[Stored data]

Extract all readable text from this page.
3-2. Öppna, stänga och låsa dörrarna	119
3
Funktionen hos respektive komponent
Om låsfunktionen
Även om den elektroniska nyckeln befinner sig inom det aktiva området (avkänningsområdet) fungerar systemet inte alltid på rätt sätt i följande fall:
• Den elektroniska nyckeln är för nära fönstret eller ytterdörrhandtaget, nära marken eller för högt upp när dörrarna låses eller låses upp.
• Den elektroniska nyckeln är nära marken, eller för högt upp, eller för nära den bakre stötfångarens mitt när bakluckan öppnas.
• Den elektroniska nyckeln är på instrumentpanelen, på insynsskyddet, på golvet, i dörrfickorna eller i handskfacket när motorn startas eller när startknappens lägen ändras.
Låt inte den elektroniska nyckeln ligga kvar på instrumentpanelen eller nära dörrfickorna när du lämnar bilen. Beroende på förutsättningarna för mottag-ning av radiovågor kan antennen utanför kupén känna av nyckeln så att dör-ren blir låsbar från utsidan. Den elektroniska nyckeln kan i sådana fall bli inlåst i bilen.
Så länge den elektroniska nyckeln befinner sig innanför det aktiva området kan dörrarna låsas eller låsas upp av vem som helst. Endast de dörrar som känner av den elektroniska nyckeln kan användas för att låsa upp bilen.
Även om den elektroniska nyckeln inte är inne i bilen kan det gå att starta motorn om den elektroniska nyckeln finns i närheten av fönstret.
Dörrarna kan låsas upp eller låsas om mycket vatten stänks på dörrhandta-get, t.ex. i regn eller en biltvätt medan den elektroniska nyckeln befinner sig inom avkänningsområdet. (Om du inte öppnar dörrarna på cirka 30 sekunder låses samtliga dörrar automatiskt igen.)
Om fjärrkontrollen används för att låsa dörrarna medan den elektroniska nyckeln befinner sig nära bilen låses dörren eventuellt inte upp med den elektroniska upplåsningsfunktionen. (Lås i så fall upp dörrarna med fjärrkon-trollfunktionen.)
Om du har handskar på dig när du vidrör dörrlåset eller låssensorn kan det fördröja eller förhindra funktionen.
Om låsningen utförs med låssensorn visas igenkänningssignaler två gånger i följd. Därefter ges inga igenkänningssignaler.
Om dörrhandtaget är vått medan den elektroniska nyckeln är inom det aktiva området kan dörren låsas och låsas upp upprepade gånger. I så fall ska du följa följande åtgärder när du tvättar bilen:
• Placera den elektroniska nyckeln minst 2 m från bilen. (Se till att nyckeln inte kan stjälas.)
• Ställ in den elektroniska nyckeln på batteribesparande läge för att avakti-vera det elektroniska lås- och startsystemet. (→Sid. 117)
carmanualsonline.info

- [SHORT TASK]:
Write the material out again in its entirety, exactly as shown.

- [RESULT OF THIS TASK]:
Extract all readable text from this page.
3-2. Öppna, stänga och låsa dörrarna	119
3
Funktionen hos respektive komponent
Om låsfunktionen
Även om den elektroniska nyckeln befinner sig inom det aktiva området (avkänningsområdet) fungerar systemet inte alltid på rätt sätt i följande fall:
• Den elektroniska nyckeln är för nära fönstret eller ytterdörrhandtaget, nära marken eller för högt upp när dörrarna låses eller låses upp.
• Den elektroniska nyckeln är nära marken, eller för högt upp, eller för nära den bakre stötfångarens mitt när bakluckan öppnas.
• Den elektroniska nyckeln är på instrumentpanelen, på insynsskyddet, på golvet, i dörrfickorna eller i handskfacket när motorn startas eller när startknappens lägen ändras.
Låt inte den elektroniska nyckeln ligga kvar på instrumentpanelen eller nära dörrfickorna när du lämnar bilen. Beroende på förutsättningarna för mottag-ning av radiovågor kan antennen utanför kupén känna av nyckeln så att dör-ren blir låsbar från utsidan. Den elektroniska nyckeln kan i sådana fall bli inlåst i bilen.
Så länge den elektroniska nyckeln befinner sig innanför det aktiva området kan dörrarna låsas eller låsas upp av vem som helst. Endast de dörrar som känner av den elektroniska nyckeln kan användas för att låsa upp bilen.
Även om den elektroniska nyckeln inte är inne i bilen kan det gå att starta motorn om den elektroniska nyckeln finns i närheten av fönstret.
Dörrarna kan låsas upp eller låsas om mycket vatten stänks på dörrhandta-get, t.ex. i regn eller en biltvätt medan den elektroniska nyckeln befinner sig inom avkänningsområdet. (Om du inte öppnar dörrarna på cirka 30 sekunder låses samtliga dörrar automatiskt igen.)
Om fjärrkontrollen används för att låsa dörrarna medan den elektroniska nyckeln befinner sig nära bilen låses dörren eventuellt inte upp med den elektroniska upplåsningsfunktionen. (Lås i så fall upp dörrarna med fjärrkon-trollfunktionen.)
Om du har handskar på dig när du vidrör dörrlåset eller låssensorn kan det fördröja eller förhindra funktionen.
Om låsningen utförs med låssensorn visas igenkänningssignaler två gånger i följd. Därefter ges inga igenkänningssignaler.
Om dörrhandtaget är vått medan den elektroniska nyckeln är inom det aktiva området kan dörren låsas och låsas upp upprepade gånger. I så fall ska du följa följande åtgärder när du tvättar bilen:
• Placera den elektroniska nyckeln minst 2 m från bilen. (Se till att nyckeln inte kan stjälas.)
• Ställ in den elektroniska nyckeln på batteribesparande läge för att avakti-vera det elektroniska lås- och startsystemet. (→Sid. 117)
carmanualsonline.info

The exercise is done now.